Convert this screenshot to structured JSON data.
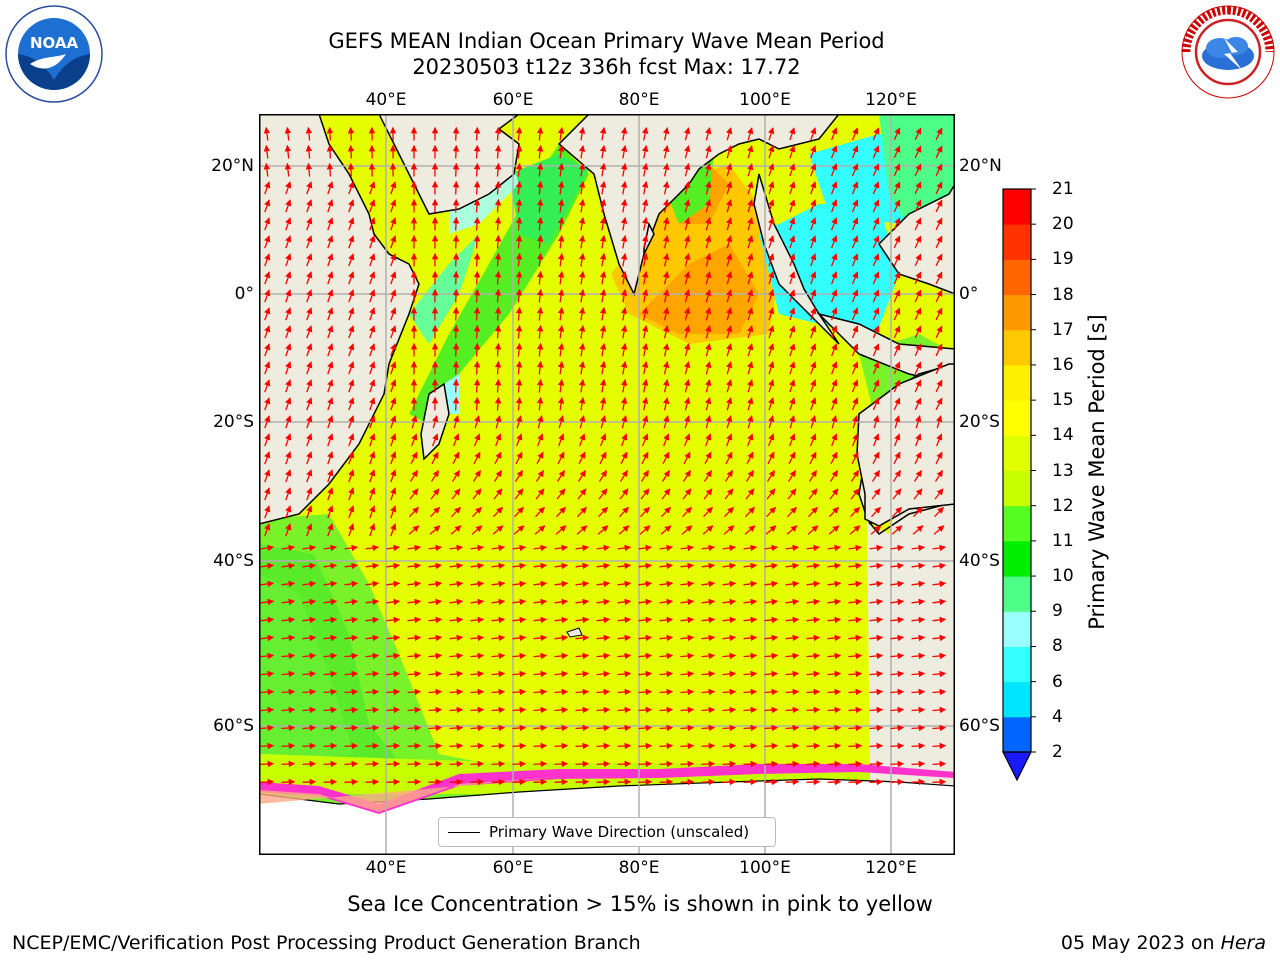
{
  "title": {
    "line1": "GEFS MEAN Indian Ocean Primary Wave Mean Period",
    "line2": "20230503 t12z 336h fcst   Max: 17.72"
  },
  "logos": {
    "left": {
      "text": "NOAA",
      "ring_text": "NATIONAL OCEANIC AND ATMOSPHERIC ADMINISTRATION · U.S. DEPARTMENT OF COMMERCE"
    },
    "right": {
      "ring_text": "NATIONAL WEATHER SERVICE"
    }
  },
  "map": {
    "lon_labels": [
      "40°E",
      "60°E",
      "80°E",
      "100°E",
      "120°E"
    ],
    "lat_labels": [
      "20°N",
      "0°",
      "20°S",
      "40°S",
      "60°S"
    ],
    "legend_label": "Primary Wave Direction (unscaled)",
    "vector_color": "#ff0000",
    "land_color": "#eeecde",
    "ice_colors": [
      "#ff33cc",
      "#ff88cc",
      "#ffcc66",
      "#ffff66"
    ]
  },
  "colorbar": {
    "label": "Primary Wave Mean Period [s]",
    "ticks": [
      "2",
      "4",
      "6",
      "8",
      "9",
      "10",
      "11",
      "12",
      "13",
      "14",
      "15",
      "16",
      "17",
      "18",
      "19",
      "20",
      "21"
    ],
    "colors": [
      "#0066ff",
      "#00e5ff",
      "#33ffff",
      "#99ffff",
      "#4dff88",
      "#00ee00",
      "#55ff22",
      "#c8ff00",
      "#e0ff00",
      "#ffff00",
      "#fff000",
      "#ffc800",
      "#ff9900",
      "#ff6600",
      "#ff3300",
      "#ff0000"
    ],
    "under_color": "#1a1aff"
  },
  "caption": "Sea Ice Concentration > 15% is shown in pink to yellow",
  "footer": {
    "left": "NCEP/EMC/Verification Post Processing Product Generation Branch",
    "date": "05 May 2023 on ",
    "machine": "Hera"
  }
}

| Directive |
Please write out all of the material above without changing a word, and omit any pictures.

| The reply |
Convert this screenshot to structured JSON data.
{
  "title": {
    "line1": "GEFS MEAN Indian Ocean Primary Wave Mean Period",
    "line2": "20230503 t12z 336h fcst   Max: 17.72"
  },
  "logos": {
    "left": {
      "text": "NOAA",
      "ring_text": "NATIONAL OCEANIC AND ATMOSPHERIC ADMINISTRATION · U.S. DEPARTMENT OF COMMERCE"
    },
    "right": {
      "ring_text": "NATIONAL WEATHER SERVICE"
    }
  },
  "map": {
    "lon_labels": [
      "40°E",
      "60°E",
      "80°E",
      "100°E",
      "120°E"
    ],
    "lat_labels": [
      "20°N",
      "0°",
      "20°S",
      "40°S",
      "60°S"
    ],
    "legend_label": "Primary Wave Direction (unscaled)",
    "vector_color": "#ff0000",
    "land_color": "#eeecde",
    "ice_colors": [
      "#ff33cc",
      "#ff88cc",
      "#ffcc66",
      "#ffff66"
    ]
  },
  "colorbar": {
    "label": "Primary Wave Mean Period [s]",
    "ticks": [
      "2",
      "4",
      "6",
      "8",
      "9",
      "10",
      "11",
      "12",
      "13",
      "14",
      "15",
      "16",
      "17",
      "18",
      "19",
      "20",
      "21"
    ],
    "colors": [
      "#0066ff",
      "#00e5ff",
      "#33ffff",
      "#99ffff",
      "#4dff88",
      "#00ee00",
      "#55ff22",
      "#c8ff00",
      "#e0ff00",
      "#ffff00",
      "#fff000",
      "#ffc800",
      "#ff9900",
      "#ff6600",
      "#ff3300",
      "#ff0000"
    ],
    "under_color": "#1a1aff"
  },
  "caption": "Sea Ice Concentration > 15% is shown in pink to yellow",
  "footer": {
    "left": "NCEP/EMC/Verification Post Processing Product Generation Branch",
    "date": "05 May 2023 on ",
    "machine": "Hera"
  }
}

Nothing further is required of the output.